(Saved data entries)
◇ ◇ ◇ ◇

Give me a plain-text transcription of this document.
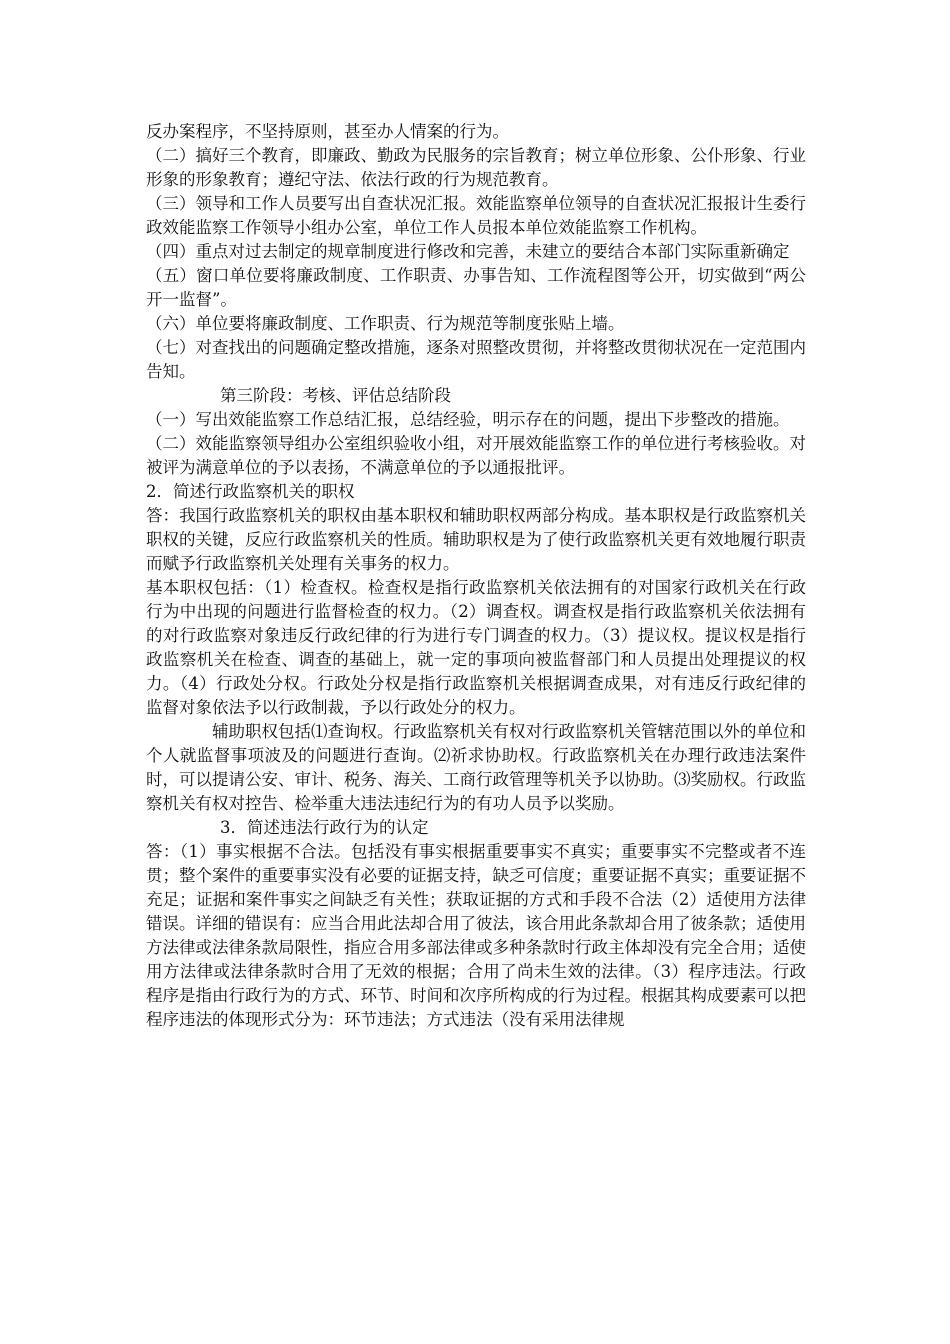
反办案程序，不坚持原则，甚至办人情案的行为。

（二）搞好三个教育，即廉政、勤政为民服务的宗旨教育；树立单位形象、公仆形象、行业形象的形象教育；遵纪守法、依法行政的行为规范教育。

（三）领导和工作人员要写出自查状况汇报。效能监察单位领导的自查状况汇报报计生委行政效能监察工作领导小组办公室，单位工作人员报本单位效能监察工作机构。

（四）重点对过去制定的规章制度进行修改和完善，未建立的要结合本部门实际重新确定

（五）窗口单位要将廉政制度、工作职责、办事告知、工作流程图等公开，切实做到“两公开一监督”。

（六）单位要将廉政制度、工作职责、行为规范等制度张贴上墙。

（七）对查找出的问题确定整改措施，逐条对照整改贯彻，并将整改贯彻状况在一定范围内告知。

第三阶段：考核、评估总结阶段

（一）写出效能监察工作总结汇报，总结经验，明示存在的问题，提出下步整改的措施。

（二）效能监察领导组办公室组织验收小组，对开展效能监察工作的单位进行考核验收。对被评为满意单位的予以表扬，不满意单位的予以通报批评。

2．简述行政监察机关的职权

答：我国行政监察机关的职权由基本职权和辅助职权两部分构成。基本职权是行政监察机关职权的关键，反应行政监察机关的性质。辅助职权是为了使行政监察机关更有效地履行职责而赋予行政监察机关处理有关事务的权力。

基本职权包括：（1）检查权。检查权是指行政监察机关依法拥有的对国家行政机关在行政行为中出现的问题进行监督检查的权力。（2）调查权。调查权是指行政监察机关依法拥有的对行政监察对象违反行政纪律的行为进行专门调查的权力。（3）提议权。提议权是指行政监察机关在检查、调查的基础上，就一定的事项向被监督部门和人员提出处理提议的权力。（4）行政处分权。行政处分权是指行政监察机关根据调查成果，对有违反行政纪律的监督对象依法予以行政制裁，予以行政处分的权力。

辅助职权包括⑴查询权。行政监察机关有权对行政监察机关管辖范围以外的单位和个人就监督事项波及的问题进行查询。⑵祈求协助权。行政监察机关在办理行政违法案件时，可以提请公安、审计、税务、海关、工商行政管理等机关予以协助。⑶奖励权。行政监察机关有权对控告、检举重大违法违纪行为的有功人员予以奖励。

3．简述违法行政行为的认定

答：（1）事实根据不合法。包括没有事实根据重要事实不真实；重要事实不完整或者不连贯；整个案件的重要事实没有必要的证据支持，缺乏可信度；重要证据不真实；重要证据不充足；证据和案件事实之间缺乏有关性；获取证据的方式和手段不合法（2）适使用方法律错误。详细的错误有：应当合用此法却合用了彼法，该合用此条款却合用了彼条款；适使用方法律或法律条款局限性，指应合用多部法律或多种条款时行政主体却没有完全合用；适使用方法律或法律条款时合用了无效的根据；合用了尚未生效的法律。（3）程序违法。行政程序是指由行政行为的方式、环节、时间和次序所构成的行为过程。根据其构成要素可以把程序违法的体现形式分为：环节违法；方式违法（没有采用法律规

◇ ◇ ◇ ◇

Exercise instructions
Reproduce the listing exactly. Leave its pictures out.

Written reply
Give me a plain-text transcription of this document.
反办案程序，不坚持原则，甚至办人情案的行为。

（二）搞好三个教育，即廉政、勤政为民服务的宗旨教育；树立单位形象、公仆形象、行业形象的形象教育；遵纪守法、依法行政的行为规范教育。

（三）领导和工作人员要写出自查状况汇报。效能监察单位领导的自查状况汇报报计生委行政效能监察工作领导小组办公室，单位工作人员报本单位效能监察工作机构。

（四）重点对过去制定的规章制度进行修改和完善，未建立的要结合本部门实际重新确定

（五）窗口单位要将廉政制度、工作职责、办事告知、工作流程图等公开，切实做到“两公开一监督”。

（六）单位要将廉政制度、工作职责、行为规范等制度张贴上墙。

（七）对查找出的问题确定整改措施，逐条对照整改贯彻，并将整改贯彻状况在一定范围内告知。

第三阶段：考核、评估总结阶段

（一）写出效能监察工作总结汇报，总结经验，明示存在的问题，提出下步整改的措施。

（二）效能监察领导组办公室组织验收小组，对开展效能监察工作的单位进行考核验收。对被评为满意单位的予以表扬，不满意单位的予以通报批评。

2．简述行政监察机关的职权

答：我国行政监察机关的职权由基本职权和辅助职权两部分构成。基本职权是行政监察机关职权的关键，反应行政监察机关的性质。辅助职权是为了使行政监察机关更有效地履行职责而赋予行政监察机关处理有关事务的权力。

基本职权包括：（1）检查权。检查权是指行政监察机关依法拥有的对国家行政机关在行政行为中出现的问题进行监督检查的权力。（2）调查权。调查权是指行政监察机关依法拥有的对行政监察对象违反行政纪律的行为进行专门调查的权力。（3）提议权。提议权是指行政监察机关在检查、调查的基础上，就一定的事项向被监督部门和人员提出处理提议的权力。（4）行政处分权。行政处分权是指行政监察机关根据调查成果，对有违反行政纪律的监督对象依法予以行政制裁，予以行政处分的权力。

辅助职权包括⑴查询权。行政监察机关有权对行政监察机关管辖范围以外的单位和个人就监督事项波及的问题进行查询。⑵祈求协助权。行政监察机关在办理行政违法案件时，可以提请公安、审计、税务、海关、工商行政管理等机关予以协助。⑶奖励权。行政监察机关有权对控告、检举重大违法违纪行为的有功人员予以奖励。

3．简述违法行政行为的认定

答：（1）事实根据不合法。包括没有事实根据重要事实不真实；重要事实不完整或者不连贯；整个案件的重要事实没有必要的证据支持，缺乏可信度；重要证据不真实；重要证据不充足；证据和案件事实之间缺乏有关性；获取证据的方式和手段不合法（2）适使用方法律错误。详细的错误有：应当合用此法却合用了彼法，该合用此条款却合用了彼条款；适使用方法律或法律条款局限性，指应合用多部法律或多种条款时行政主体却没有完全合用；适使用方法律或法律条款时合用了无效的根据；合用了尚未生效的法律。（3）程序违法。行政程序是指由行政行为的方式、环节、时间和次序所构成的行为过程。根据其构成要素可以把程序违法的体现形式分为：环节违法；方式违法（没有采用法律规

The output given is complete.